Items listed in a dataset
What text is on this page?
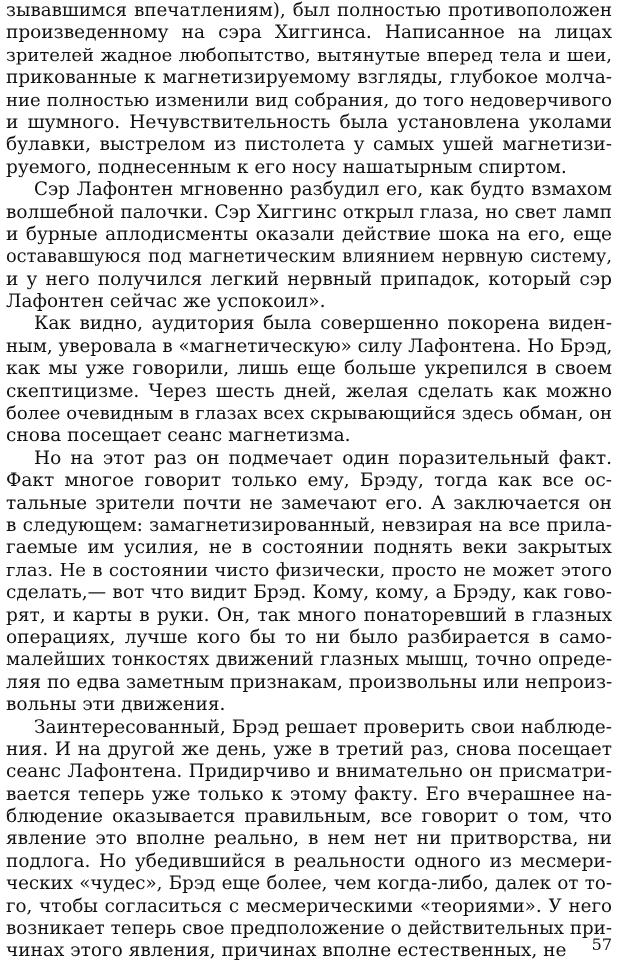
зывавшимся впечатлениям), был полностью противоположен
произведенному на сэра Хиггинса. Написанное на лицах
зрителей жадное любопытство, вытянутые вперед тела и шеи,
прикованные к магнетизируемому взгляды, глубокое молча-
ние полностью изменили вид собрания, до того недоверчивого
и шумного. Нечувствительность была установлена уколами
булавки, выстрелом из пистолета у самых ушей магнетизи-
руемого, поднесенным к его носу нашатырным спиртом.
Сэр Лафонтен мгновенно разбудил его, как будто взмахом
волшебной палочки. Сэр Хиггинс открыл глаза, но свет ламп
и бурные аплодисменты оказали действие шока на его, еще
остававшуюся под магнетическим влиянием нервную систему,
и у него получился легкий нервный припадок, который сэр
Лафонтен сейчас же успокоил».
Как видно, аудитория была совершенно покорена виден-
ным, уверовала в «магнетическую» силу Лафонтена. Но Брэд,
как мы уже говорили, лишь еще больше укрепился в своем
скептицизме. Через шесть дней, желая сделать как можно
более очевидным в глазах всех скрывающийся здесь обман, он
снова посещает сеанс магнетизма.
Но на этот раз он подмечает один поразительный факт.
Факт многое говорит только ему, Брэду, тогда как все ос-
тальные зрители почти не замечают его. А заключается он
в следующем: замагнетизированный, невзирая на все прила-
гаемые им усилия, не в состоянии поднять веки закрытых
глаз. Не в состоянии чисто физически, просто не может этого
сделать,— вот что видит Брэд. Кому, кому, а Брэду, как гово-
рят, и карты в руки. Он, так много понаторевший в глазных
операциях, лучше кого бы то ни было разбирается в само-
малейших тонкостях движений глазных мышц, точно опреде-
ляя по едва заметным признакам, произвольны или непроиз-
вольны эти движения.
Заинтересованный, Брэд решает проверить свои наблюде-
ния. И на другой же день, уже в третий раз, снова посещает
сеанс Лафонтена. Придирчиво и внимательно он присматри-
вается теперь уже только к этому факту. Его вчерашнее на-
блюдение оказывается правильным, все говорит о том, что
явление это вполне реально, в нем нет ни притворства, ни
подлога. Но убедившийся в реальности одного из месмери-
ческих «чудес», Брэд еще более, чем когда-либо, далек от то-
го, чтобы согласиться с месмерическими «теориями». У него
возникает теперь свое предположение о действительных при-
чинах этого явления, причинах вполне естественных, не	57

Problem statement
Pull every line containing the word "Лафонтена" out of the material.

Final answer
ным, уверовала в «магнетическую» силу Лафонтена. Но Брэд,
сеанс Лафонтена. Придирчиво и внимательно он присматри-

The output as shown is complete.